◆ Challenge: Among the entries, which lines carry the string "this"? Copy each of them.

(Stored records)
▼▼▼

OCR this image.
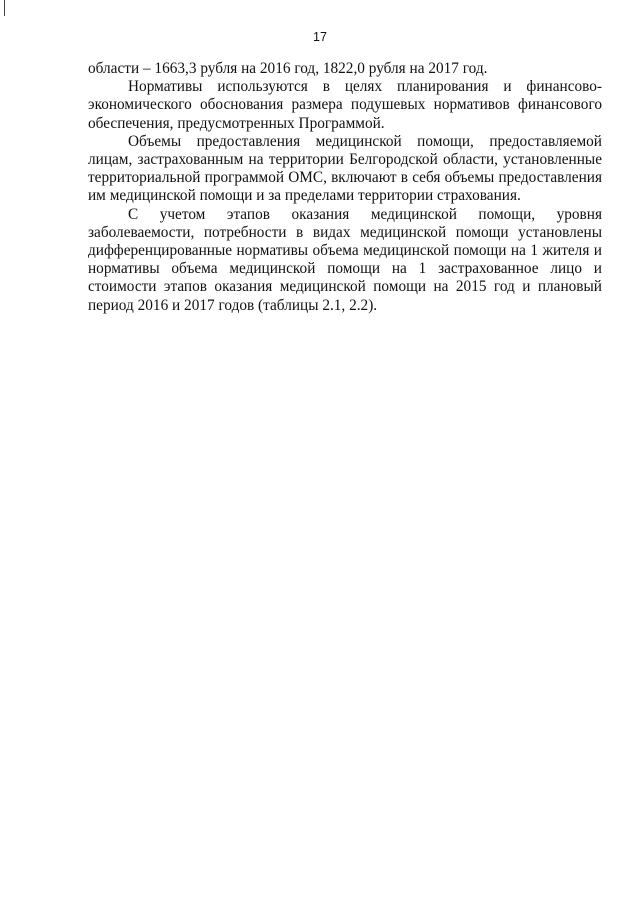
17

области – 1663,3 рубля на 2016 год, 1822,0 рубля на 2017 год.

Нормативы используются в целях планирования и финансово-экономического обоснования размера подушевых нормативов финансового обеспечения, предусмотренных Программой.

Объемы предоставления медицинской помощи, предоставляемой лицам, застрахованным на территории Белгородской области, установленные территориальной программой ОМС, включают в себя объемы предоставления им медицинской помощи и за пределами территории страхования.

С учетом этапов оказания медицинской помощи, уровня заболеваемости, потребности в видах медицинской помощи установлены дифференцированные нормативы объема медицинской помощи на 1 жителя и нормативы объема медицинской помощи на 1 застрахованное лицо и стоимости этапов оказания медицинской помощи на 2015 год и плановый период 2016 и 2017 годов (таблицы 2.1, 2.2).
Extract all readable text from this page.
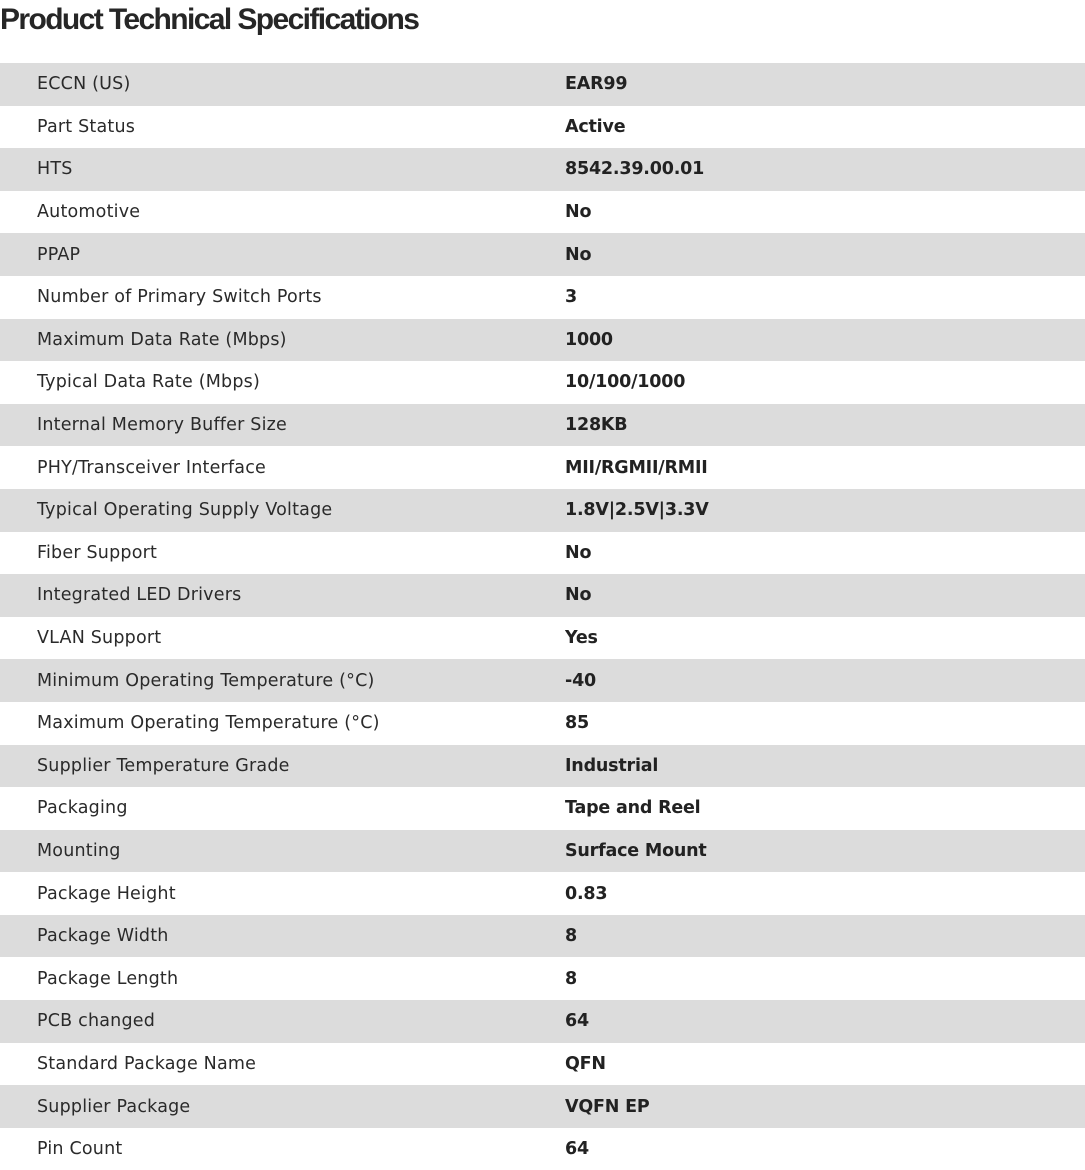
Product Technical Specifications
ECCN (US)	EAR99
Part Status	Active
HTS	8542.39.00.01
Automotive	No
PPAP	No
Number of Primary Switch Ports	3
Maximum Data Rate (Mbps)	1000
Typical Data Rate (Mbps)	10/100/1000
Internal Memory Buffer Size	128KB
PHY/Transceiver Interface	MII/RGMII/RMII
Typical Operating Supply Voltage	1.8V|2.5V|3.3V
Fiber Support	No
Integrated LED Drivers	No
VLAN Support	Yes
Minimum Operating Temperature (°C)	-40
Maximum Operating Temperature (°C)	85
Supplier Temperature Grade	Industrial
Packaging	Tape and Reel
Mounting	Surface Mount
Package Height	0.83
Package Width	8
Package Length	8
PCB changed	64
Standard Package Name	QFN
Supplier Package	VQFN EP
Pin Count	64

▲▲▲

◆ Written response:
OCR this image.
Extract all readable text from this page.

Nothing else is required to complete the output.